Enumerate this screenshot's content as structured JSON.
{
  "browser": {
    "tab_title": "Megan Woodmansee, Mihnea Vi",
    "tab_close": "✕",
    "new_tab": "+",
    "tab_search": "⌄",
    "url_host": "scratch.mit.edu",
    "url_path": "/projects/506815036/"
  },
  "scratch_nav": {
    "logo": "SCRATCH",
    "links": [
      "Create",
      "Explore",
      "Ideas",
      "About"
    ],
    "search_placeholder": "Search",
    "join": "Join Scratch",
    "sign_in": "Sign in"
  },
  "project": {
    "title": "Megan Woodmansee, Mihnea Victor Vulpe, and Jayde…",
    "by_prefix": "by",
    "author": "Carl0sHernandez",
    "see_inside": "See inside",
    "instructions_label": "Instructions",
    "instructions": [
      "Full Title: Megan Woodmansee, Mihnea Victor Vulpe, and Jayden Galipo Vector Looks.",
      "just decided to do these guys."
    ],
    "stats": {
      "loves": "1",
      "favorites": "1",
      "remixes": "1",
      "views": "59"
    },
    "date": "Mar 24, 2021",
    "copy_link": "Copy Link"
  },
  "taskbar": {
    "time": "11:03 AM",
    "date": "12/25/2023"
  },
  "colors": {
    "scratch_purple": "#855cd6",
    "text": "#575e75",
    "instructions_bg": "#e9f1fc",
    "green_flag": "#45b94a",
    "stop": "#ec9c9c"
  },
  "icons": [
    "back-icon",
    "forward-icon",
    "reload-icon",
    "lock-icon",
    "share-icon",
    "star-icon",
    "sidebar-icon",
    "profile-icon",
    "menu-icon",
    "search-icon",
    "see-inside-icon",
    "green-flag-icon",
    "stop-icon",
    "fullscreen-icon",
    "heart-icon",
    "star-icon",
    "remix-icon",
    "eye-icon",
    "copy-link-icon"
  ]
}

What needs to be done: All of the material must be reproduced exactly.

Written reply:
Enumerate this screenshot's content as structured JSON.
{
  "browser": {
    "tab_title": "Megan Woodmansee, Mihnea Vi",
    "tab_close": "✕",
    "new_tab": "+",
    "tab_search": "⌄",
    "url_host": "scratch.mit.edu",
    "url_path": "/projects/506815036/"
  },
  "scratch_nav": {
    "logo": "SCRATCH",
    "links": [
      "Create",
      "Explore",
      "Ideas",
      "About"
    ],
    "search_placeholder": "Search",
    "join": "Join Scratch",
    "sign_in": "Sign in"
  },
  "project": {
    "title": "Megan Woodmansee, Mihnea Victor Vulpe, and Jayde…",
    "by_prefix": "by",
    "author": "Carl0sHernandez",
    "see_inside": "See inside",
    "instructions_label": "Instructions",
    "instructions": [
      "Full Title: Megan Woodmansee, Mihnea Victor Vulpe, and Jayden Galipo Vector Looks.",
      "just decided to do these guys."
    ],
    "stats": {
      "loves": "1",
      "favorites": "1",
      "remixes": "1",
      "views": "59"
    },
    "date": "Mar 24, 2021",
    "copy_link": "Copy Link"
  },
  "taskbar": {
    "time": "11:03 AM",
    "date": "12/25/2023"
  },
  "colors": {
    "scratch_purple": "#855cd6",
    "text": "#575e75",
    "instructions_bg": "#e9f1fc",
    "green_flag": "#45b94a",
    "stop": "#ec9c9c"
  },
  "icons": [
    "back-icon",
    "forward-icon",
    "reload-icon",
    "lock-icon",
    "share-icon",
    "star-icon",
    "sidebar-icon",
    "profile-icon",
    "menu-icon",
    "search-icon",
    "see-inside-icon",
    "green-flag-icon",
    "stop-icon",
    "fullscreen-icon",
    "heart-icon",
    "star-icon",
    "remix-icon",
    "eye-icon",
    "copy-link-icon"
  ]
}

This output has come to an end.